### Data in this exercise
§

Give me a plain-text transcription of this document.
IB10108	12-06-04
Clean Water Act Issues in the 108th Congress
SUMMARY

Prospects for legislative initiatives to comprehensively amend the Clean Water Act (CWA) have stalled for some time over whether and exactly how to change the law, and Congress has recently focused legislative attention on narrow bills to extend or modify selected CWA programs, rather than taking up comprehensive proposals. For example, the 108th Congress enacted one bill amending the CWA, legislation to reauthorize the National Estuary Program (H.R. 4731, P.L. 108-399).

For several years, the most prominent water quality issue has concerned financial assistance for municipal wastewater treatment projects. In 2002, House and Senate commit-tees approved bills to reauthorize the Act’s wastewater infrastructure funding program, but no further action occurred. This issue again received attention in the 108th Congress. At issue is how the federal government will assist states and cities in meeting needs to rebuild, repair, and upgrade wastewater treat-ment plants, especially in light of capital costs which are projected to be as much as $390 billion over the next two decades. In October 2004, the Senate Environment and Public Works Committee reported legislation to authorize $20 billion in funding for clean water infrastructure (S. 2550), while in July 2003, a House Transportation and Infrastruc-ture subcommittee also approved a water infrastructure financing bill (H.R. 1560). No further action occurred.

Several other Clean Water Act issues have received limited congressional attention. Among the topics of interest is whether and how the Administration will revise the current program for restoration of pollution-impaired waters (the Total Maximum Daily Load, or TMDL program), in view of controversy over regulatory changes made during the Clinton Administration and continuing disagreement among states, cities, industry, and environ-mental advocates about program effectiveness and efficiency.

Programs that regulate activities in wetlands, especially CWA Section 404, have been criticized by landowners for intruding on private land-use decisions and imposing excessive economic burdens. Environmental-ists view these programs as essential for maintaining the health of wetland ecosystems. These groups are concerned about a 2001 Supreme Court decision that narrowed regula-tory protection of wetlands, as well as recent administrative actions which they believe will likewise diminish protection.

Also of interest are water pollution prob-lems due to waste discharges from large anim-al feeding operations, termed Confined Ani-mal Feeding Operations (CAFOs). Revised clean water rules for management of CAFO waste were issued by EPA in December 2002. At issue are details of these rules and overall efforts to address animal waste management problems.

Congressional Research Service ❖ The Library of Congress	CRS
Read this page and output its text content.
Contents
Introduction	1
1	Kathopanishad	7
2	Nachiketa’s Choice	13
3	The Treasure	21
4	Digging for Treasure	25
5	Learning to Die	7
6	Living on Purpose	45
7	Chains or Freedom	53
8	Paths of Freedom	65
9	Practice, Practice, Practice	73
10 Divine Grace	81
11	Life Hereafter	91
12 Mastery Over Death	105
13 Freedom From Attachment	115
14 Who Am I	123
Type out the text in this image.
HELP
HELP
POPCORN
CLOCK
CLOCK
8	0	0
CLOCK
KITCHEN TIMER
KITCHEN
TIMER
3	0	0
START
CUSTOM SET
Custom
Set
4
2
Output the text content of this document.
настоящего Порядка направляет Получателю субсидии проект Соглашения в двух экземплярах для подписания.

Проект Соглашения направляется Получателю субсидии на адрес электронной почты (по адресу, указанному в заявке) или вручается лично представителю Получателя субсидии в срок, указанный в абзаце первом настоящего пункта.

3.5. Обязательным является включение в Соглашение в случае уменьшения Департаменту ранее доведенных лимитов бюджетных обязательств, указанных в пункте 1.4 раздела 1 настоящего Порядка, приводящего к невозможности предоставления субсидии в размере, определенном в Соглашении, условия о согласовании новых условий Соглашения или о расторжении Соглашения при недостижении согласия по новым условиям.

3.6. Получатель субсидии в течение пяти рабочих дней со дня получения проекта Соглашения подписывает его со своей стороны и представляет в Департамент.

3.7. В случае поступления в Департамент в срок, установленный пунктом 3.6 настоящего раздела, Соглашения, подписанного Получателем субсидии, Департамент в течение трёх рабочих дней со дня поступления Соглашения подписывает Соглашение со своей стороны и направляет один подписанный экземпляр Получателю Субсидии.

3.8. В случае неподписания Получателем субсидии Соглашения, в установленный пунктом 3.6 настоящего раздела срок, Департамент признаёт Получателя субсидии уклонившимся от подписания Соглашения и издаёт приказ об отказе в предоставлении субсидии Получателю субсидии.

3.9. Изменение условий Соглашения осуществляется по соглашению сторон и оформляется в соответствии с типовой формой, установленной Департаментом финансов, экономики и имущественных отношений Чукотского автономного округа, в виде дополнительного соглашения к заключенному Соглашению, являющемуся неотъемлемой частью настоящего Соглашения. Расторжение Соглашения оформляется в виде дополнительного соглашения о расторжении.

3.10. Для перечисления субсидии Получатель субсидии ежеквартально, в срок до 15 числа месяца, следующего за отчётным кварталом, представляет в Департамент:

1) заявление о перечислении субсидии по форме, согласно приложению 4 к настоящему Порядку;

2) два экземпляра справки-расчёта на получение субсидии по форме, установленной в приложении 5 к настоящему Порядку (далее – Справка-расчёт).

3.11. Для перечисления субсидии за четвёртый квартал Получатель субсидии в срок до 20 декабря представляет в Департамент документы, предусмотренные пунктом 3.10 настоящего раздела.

§

### Exercise objective
Copy out every line that includes the word "установленный".

### Exercise answer
3.7. В случае поступления в Департамент в срок, установленный пунктом 3.6 настоящего раздела, Соглашения, подписанного Получателем субсидии, Департамент в течение трёх рабочих дней со дня поступления Соглашения подписывает Соглашение со своей стороны и направляет один подписанный экземпляр Получателю Субсидии.
3.8. В случае неподписания Получателем субсидии Соглашения, в установленный пунктом 3.6 настоящего раздела срок, Департамент признаёт Получателя субсидии уклонившимся от подписания Соглашения и издаёт приказ об отказе в предоставлении субсидии Получателю субсидии.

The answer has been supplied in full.